_WHAT THE TASK REQUIRES:_ Output all the data exactly. Pictures do not belong in the copy.

── INFORMATION GIVEN ──

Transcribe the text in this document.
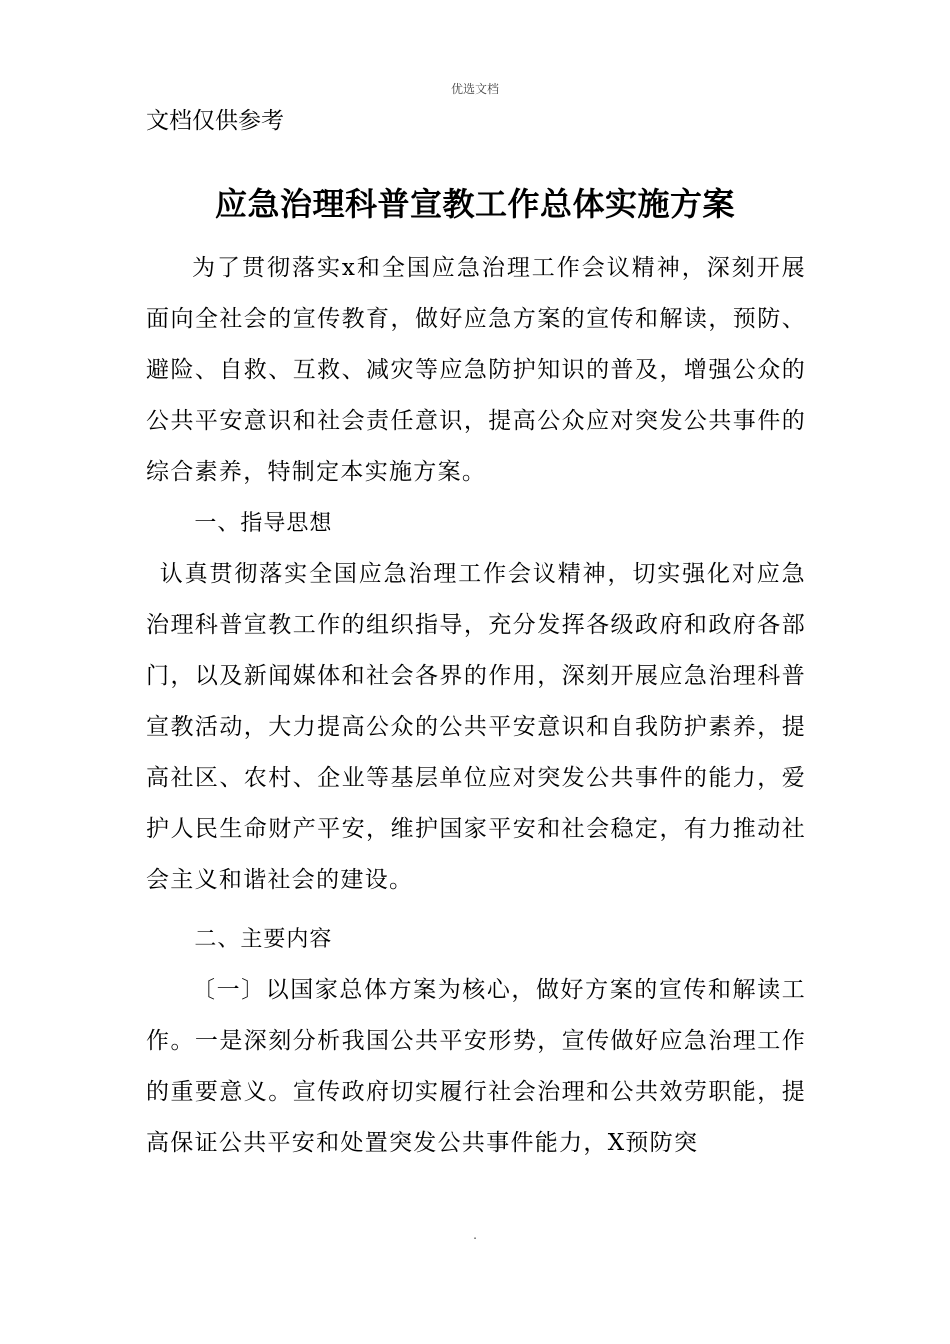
优选文档
文档仅供参考
应急治理科普宣教工作总体实施方案

为了贯彻落实x和全国应急治理工作会议精神，深刻开展面向全社会的宣传教育，做好应急方案的宣传和解读，预防、避险、自救、互救、减灾等应急防护知识的普及，增强公众的公共平安意识和社会责任意识，提高公众应对突发公共事件的综合素养，特制定本实施方案。

一、指导思想

认真贯彻落实全国应急治理工作会议精神，切实强化对应急治理科普宣教工作的组织指导，充分发挥各级政府和政府各部门，以及新闻媒体和社会各界的作用，深刻开展应急治理科普宣教活动，大力提高公众的公共平安意识和自我防护素养，提高社区、农村、企业等基层单位应对突发公共事件的能力，爱护人民生命财产平安，维护国家平安和社会稳定，有力推动社会主义和谐社会的建设。

二、主要内容

〔一〕以国家总体方案为核心，做好方案的宣传和解读工作。一是深刻分析我国公共平安形势，宣传做好应急治理工作的重要意义。宣传政府切实履行社会治理和公共效劳职能，提高保证公共平安和处置突发公共事件能力，X预防突

.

───

_RESPONSE FOR THIS EXERCISE:_
Transcribe the text in this document.
优选文档
文档仅供参考
应急治理科普宣教工作总体实施方案

为了贯彻落实x和全国应急治理工作会议精神，深刻开展面向全社会的宣传教育，做好应急方案的宣传和解读，预防、避险、自救、互救、减灾等应急防护知识的普及，增强公众的公共平安意识和社会责任意识，提高公众应对突发公共事件的综合素养，特制定本实施方案。

一、指导思想

认真贯彻落实全国应急治理工作会议精神，切实强化对应急治理科普宣教工作的组织指导，充分发挥各级政府和政府各部门，以及新闻媒体和社会各界的作用，深刻开展应急治理科普宣教活动，大力提高公众的公共平安意识和自我防护素养，提高社区、农村、企业等基层单位应对突发公共事件的能力，爱护人民生命财产平安，维护国家平安和社会稳定，有力推动社会主义和谐社会的建设。

二、主要内容

〔一〕以国家总体方案为核心，做好方案的宣传和解读工作。一是深刻分析我国公共平安形势，宣传做好应急治理工作的重要意义。宣传政府切实履行社会治理和公共效劳职能，提高保证公共平安和处置突发公共事件能力，X预防突

.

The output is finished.